— CONSIGNES —
1 > Veuillez énumérer toutes les demandes que la société Poney Club adresse à la cour dans l'extrait.
2 > Recopiez le passage de l'extrait compris entre « Elle soutient que » et « 14 mars 2022. », bornes incluses.
3 > Répondez aux questions suivantes d'après l'extrait :
(a) De quand datent les dernières écritures de la société ?
(b) En tant que quoi Mme [A]-[P] calcule-t-elle ses rappels de salaire sur la base de minima conventionnels ?
(c) Dans quelle ville siège le conseil des prud'hommes dont le jugement doit être confirmé ?

— TEXTE —
Elle soutient que son activité ne constituait pas un apport en industrie mais qu’elle exécutait en réalité ses tâches dans le cadre d’un lien de subordination relevant d’un travail salarié. Elle en déduit des rappels de salaire sur la base de minima conventionnels en tant que cadre. Elle invoque des heures supplémentaires non rémunérées dans les conditions d’un travail dissimulé et excédant le contingent annuel.

Dans ses dernières écritures en date du 30 septembre 2022, auxquelles il est fait expressément référence, la société Poney Club de [Localité 3] demande à la cour de :

– y venir Mme [A]-[P],

– rejeter toutes conclusions contraires comme injustes ou en tout cas mal fondées,

– confirmer en tous points le jugement du conseil des prud’hommes de Toulouse du 14 mars 2022.

— DONNÉES FOURNIES —
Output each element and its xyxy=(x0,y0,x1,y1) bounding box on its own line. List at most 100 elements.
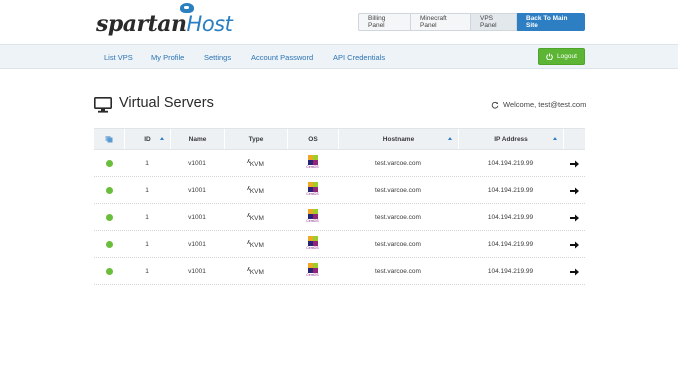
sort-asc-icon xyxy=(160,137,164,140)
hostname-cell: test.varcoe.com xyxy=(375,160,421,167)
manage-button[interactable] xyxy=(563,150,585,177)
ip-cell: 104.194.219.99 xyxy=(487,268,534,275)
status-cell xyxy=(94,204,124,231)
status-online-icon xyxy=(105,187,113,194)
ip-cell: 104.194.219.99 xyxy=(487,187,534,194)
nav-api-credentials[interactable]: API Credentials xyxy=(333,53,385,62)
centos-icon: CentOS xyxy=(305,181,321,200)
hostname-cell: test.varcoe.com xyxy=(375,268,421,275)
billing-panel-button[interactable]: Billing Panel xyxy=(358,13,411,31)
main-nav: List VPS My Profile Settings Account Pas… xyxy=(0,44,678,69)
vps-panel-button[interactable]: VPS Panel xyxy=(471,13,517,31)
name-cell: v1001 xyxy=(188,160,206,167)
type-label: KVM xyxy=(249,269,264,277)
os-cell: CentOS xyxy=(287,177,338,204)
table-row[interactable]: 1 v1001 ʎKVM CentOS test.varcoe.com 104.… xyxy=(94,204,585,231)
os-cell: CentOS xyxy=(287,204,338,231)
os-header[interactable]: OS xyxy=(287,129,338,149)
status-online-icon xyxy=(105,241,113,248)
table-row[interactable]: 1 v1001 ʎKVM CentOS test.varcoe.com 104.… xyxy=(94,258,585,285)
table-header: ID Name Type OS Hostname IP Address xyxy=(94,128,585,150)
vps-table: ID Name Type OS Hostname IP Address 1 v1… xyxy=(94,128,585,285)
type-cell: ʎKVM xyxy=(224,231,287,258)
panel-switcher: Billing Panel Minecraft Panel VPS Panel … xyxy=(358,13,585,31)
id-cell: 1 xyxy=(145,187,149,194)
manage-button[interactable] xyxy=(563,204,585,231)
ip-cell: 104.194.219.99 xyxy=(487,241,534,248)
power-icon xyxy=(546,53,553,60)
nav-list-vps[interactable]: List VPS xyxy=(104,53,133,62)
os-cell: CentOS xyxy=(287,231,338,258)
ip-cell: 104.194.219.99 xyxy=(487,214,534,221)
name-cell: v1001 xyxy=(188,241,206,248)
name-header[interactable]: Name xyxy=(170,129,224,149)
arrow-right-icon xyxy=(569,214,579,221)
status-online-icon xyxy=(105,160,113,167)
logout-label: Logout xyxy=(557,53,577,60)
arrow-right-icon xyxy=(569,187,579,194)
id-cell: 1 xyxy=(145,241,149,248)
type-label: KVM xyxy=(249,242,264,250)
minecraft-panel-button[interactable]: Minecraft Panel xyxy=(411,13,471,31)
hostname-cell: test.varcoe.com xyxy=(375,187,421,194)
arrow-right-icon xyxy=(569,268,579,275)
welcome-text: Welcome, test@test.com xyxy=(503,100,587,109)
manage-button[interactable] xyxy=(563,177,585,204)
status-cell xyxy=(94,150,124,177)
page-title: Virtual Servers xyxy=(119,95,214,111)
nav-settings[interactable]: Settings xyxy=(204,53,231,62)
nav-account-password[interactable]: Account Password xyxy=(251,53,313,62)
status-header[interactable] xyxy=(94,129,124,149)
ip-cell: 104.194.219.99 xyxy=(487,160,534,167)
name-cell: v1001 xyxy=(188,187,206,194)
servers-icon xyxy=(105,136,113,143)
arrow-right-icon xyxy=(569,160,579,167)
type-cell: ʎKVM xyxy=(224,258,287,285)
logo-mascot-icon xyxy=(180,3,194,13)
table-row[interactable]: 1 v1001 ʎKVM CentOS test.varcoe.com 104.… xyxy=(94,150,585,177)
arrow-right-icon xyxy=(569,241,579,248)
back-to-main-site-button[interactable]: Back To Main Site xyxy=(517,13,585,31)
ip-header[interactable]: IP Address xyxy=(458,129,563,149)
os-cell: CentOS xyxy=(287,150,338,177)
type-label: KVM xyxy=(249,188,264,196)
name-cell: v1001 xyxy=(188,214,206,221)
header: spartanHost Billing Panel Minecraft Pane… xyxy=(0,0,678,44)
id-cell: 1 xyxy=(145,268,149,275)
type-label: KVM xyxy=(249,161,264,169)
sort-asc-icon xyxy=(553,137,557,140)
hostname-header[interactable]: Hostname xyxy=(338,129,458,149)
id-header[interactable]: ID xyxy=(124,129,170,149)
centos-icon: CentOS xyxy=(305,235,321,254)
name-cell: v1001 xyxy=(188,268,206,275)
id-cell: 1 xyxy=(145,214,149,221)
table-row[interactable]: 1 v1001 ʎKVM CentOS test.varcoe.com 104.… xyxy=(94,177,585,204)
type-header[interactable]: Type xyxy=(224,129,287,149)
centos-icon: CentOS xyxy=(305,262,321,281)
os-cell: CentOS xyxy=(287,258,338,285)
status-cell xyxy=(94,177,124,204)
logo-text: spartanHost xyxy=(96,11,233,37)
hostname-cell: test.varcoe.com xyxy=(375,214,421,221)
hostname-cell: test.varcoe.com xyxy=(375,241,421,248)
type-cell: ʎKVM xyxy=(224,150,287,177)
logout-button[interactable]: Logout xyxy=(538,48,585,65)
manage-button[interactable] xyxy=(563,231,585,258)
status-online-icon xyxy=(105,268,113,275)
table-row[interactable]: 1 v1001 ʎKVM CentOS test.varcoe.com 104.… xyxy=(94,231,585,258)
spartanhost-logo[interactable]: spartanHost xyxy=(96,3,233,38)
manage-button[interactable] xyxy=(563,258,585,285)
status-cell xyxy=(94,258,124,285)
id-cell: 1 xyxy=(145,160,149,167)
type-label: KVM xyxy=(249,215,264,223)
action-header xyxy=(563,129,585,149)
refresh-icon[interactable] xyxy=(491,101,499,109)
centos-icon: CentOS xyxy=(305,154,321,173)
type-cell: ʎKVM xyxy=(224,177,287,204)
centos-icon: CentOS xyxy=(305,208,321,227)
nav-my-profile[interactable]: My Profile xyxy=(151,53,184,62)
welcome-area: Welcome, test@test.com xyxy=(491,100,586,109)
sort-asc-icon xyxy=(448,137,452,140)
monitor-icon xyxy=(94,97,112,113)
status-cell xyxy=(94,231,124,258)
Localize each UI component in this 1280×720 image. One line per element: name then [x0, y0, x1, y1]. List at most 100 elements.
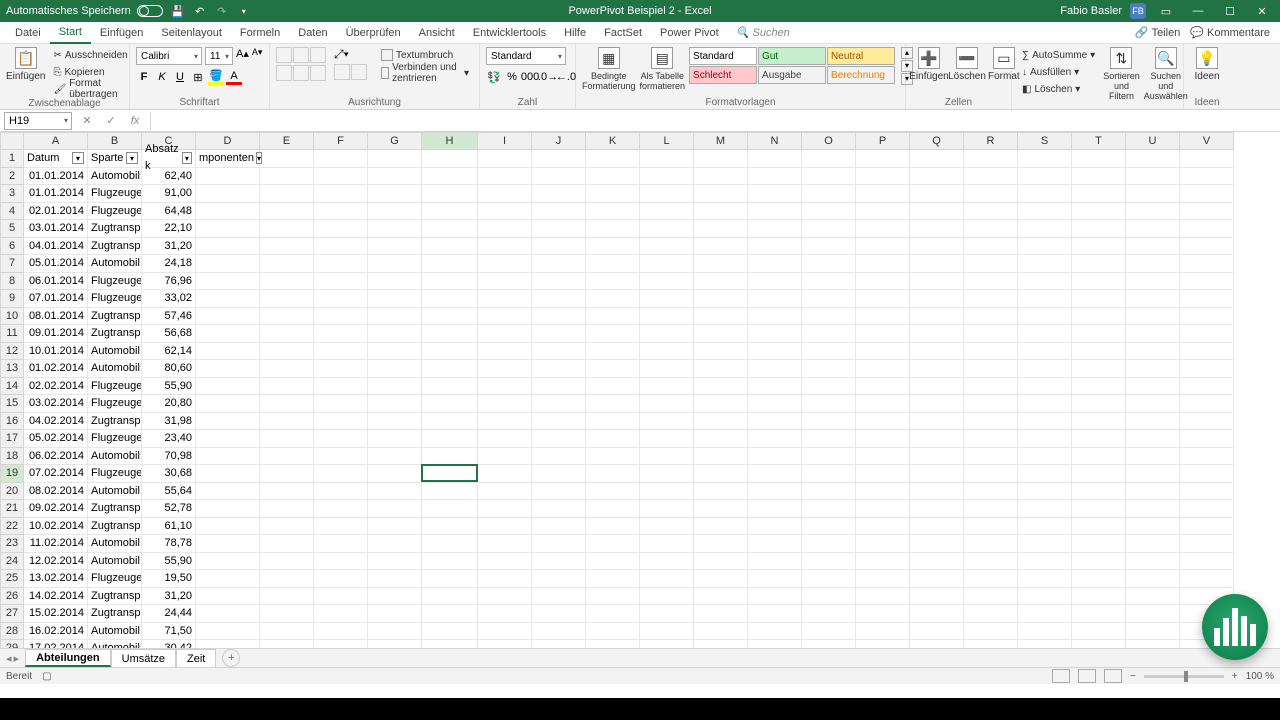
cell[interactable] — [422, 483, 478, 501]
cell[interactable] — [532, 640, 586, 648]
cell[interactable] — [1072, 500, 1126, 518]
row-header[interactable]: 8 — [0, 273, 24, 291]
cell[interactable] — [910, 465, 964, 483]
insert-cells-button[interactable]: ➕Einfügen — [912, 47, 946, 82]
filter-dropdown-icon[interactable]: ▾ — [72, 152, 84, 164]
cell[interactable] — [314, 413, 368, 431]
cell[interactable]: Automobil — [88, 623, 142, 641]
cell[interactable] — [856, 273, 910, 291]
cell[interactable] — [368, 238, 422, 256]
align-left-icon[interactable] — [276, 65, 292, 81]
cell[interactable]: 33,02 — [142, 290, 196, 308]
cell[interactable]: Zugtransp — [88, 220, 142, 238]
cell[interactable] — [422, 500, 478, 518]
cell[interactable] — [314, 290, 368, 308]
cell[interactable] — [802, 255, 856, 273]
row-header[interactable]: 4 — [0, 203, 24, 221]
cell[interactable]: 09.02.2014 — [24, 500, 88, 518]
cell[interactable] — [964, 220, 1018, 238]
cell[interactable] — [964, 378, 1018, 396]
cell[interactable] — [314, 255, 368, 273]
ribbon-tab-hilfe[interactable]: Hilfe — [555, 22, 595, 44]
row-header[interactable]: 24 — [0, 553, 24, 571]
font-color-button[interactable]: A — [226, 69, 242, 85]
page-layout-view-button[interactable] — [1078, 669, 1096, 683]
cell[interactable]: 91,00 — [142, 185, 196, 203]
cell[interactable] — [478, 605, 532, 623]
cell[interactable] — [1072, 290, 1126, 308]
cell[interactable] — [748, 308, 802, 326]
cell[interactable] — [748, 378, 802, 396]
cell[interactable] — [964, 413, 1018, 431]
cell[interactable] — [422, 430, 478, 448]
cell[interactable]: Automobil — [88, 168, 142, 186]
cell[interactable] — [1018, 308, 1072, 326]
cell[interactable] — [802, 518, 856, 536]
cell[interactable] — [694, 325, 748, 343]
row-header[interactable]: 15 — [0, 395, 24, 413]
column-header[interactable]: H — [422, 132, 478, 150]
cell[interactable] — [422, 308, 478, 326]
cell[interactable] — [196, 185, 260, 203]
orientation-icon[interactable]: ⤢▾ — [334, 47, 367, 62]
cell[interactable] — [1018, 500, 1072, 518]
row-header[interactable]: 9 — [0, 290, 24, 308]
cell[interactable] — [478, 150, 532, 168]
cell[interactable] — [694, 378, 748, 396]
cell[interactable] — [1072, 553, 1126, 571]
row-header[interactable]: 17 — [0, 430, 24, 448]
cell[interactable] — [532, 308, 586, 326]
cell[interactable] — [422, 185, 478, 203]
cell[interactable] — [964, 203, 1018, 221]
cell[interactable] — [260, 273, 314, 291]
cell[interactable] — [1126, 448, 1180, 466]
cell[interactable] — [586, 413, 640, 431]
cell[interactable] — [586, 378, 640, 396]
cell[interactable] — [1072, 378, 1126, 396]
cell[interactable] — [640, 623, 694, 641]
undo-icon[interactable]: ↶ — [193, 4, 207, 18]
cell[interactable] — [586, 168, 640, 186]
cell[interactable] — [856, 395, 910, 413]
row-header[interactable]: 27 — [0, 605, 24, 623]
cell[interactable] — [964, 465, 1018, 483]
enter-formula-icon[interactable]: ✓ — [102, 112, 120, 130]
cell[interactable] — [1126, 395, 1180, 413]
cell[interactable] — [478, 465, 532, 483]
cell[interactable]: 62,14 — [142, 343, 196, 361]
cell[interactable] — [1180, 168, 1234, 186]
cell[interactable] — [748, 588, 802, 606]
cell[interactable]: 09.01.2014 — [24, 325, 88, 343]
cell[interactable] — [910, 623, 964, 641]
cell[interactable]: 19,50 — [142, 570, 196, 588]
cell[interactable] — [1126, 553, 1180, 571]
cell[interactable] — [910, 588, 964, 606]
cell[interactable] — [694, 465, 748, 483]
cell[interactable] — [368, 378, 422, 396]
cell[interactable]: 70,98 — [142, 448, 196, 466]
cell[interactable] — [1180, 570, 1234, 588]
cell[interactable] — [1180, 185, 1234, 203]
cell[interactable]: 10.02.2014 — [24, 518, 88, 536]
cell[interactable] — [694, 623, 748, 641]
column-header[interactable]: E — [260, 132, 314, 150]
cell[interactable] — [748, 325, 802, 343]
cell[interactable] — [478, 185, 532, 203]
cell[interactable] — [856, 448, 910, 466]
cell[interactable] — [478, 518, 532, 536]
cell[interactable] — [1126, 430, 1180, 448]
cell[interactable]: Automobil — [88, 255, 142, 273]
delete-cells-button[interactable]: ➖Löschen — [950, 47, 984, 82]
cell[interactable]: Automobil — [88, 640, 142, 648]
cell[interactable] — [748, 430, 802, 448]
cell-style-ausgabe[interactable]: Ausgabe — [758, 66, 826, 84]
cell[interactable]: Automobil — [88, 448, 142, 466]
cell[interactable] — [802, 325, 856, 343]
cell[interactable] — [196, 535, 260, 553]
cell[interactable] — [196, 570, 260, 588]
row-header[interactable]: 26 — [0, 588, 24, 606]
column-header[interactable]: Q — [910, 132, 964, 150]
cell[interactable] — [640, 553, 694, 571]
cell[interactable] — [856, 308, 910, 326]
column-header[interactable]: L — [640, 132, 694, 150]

— RÉPONSES —
1 >
– y venir Mme [A]-[P]
– rejeter toutes conclusions contraires comme injustes ou en tout cas mal fondées
– confirmer en tous points le jugement du conseil des prud'hommes de Toulouse du 14 mars 2022

2 >
Elle soutient que son activité ne constituait pas un apport en industrie mais qu’elle exécutait en réalité ses tâches dans le cadre d’un lien de subordination relevant d’un travail salarié. Elle en déduit des rappels de salaire sur la base de minima conventionnels en tant que cadre. Elle invoque des heures supplémentaires non rémunérées dans les conditions d’un travail dissimulé et excédant le contingent annuel.

Dans ses dernières écritures en date du 30 septembre 2022, auxquelles il est fait expressément référence, la société Poney Club de [Localité 3] demande à la cour de :

– y venir Mme [A]-[P],

– rejeter toutes conclusions contraires comme injustes ou en tout cas mal fondées,

– confirmer en tous points le jugement du conseil des prud’hommes de Toulouse du 14 mars 2022.

3 >
(a) Du 30 septembre 2022.
(b) En tant que cadre.
(c) À Toulouse.